▸ **Records about charts and figures**
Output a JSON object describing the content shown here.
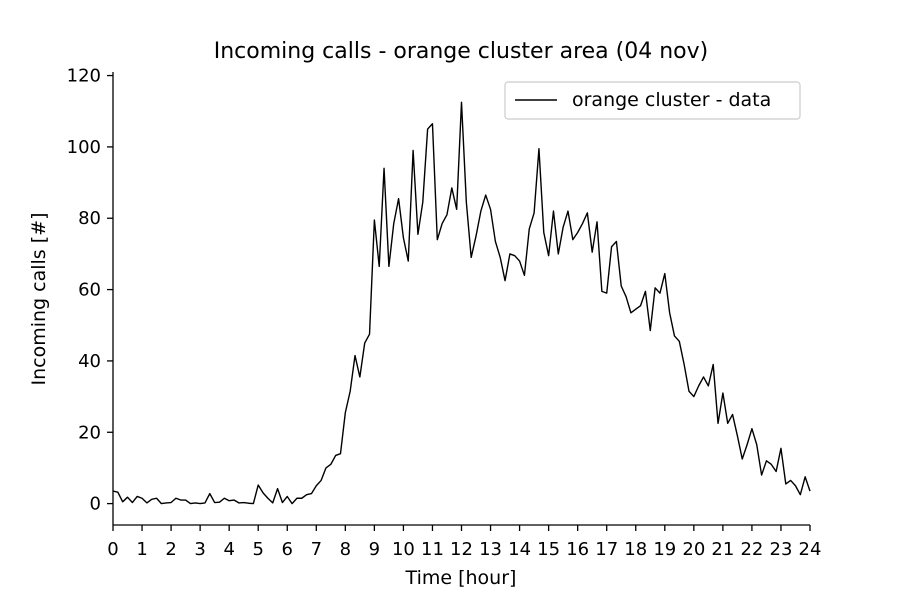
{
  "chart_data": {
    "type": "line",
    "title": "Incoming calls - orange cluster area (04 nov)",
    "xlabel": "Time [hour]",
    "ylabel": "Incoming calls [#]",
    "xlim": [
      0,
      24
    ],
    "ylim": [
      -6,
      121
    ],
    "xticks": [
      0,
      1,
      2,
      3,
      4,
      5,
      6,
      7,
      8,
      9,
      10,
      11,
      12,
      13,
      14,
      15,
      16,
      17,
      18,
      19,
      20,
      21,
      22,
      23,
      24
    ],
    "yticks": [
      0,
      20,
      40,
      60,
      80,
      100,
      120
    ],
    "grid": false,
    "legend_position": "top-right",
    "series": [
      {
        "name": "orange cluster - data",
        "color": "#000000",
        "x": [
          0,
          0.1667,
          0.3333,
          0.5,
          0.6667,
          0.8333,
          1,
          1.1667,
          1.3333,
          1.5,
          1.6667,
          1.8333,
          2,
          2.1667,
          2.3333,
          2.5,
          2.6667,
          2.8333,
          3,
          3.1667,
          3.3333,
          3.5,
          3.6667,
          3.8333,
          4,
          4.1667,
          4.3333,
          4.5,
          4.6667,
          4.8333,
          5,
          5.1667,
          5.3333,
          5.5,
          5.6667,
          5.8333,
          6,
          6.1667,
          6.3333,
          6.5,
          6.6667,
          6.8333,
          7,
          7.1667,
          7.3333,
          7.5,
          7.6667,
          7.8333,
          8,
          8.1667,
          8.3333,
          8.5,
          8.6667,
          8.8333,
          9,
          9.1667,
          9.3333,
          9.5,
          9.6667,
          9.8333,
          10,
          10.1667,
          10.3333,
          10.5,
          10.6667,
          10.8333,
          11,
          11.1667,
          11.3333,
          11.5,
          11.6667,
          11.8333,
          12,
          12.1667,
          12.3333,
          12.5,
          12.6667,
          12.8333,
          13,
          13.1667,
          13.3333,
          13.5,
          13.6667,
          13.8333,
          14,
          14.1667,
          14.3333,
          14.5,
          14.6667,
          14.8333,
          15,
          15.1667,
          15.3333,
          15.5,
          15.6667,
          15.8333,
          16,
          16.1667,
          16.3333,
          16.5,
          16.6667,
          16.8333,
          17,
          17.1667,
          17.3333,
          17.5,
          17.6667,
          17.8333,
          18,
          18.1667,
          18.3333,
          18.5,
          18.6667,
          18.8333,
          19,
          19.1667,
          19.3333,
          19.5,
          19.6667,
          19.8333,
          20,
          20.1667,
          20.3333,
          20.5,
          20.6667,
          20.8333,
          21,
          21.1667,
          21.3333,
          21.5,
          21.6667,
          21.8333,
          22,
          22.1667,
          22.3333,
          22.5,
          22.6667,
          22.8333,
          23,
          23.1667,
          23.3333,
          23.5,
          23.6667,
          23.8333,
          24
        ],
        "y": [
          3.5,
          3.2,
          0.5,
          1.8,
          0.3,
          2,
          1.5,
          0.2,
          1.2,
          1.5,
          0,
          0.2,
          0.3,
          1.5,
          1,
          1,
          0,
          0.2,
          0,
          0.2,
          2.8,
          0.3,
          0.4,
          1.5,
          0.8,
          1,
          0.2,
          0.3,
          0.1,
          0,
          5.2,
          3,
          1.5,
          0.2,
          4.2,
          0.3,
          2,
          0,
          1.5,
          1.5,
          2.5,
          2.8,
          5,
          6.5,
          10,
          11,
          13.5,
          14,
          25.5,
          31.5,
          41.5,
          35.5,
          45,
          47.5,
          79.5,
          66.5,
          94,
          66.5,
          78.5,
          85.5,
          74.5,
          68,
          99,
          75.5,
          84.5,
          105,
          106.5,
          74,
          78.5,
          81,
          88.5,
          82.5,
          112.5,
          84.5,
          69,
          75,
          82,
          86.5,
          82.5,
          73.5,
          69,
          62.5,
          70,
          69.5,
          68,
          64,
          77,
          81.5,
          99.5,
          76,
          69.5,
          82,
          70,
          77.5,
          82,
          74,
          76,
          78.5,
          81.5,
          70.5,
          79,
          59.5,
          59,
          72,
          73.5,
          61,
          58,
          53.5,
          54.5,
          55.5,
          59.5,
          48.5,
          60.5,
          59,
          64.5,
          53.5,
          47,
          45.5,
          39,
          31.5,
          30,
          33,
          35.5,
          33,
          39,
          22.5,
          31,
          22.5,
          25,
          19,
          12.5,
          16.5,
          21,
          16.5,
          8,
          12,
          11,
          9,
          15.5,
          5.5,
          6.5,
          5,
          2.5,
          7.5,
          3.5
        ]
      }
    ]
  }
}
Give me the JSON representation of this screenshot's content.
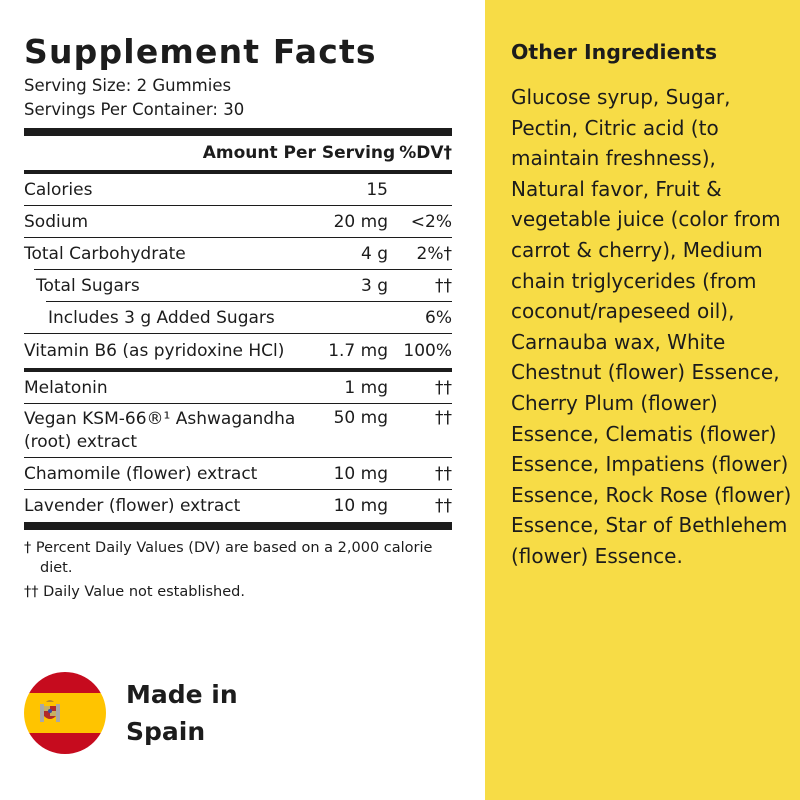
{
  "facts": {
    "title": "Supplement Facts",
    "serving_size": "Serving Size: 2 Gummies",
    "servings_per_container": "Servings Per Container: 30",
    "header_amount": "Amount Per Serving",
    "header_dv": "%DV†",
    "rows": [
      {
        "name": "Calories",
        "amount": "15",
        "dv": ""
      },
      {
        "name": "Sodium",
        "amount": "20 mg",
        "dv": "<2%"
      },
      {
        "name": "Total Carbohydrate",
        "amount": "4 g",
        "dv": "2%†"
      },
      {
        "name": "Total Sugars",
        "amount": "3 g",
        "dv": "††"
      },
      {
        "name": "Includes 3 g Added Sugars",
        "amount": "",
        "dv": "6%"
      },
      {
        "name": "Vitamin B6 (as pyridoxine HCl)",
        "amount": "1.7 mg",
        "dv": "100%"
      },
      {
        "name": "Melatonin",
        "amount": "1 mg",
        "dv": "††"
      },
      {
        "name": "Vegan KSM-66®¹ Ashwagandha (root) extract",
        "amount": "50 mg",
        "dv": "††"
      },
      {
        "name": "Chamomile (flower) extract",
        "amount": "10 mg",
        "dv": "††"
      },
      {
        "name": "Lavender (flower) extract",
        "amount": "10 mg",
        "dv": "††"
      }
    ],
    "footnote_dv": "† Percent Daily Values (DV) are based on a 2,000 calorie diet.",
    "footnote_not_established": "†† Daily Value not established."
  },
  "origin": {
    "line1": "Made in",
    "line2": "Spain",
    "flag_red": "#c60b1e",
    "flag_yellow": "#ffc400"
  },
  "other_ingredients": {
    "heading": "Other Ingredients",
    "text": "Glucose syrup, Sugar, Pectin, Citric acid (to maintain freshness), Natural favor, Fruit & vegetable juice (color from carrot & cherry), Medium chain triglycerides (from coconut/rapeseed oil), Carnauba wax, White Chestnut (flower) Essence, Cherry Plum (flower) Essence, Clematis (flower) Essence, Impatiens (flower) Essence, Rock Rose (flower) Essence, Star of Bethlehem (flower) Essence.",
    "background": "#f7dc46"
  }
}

▸ **Task**
Among the lines of the material above, how many include the string "color"? Report only that number.

▸ **Written reply**
2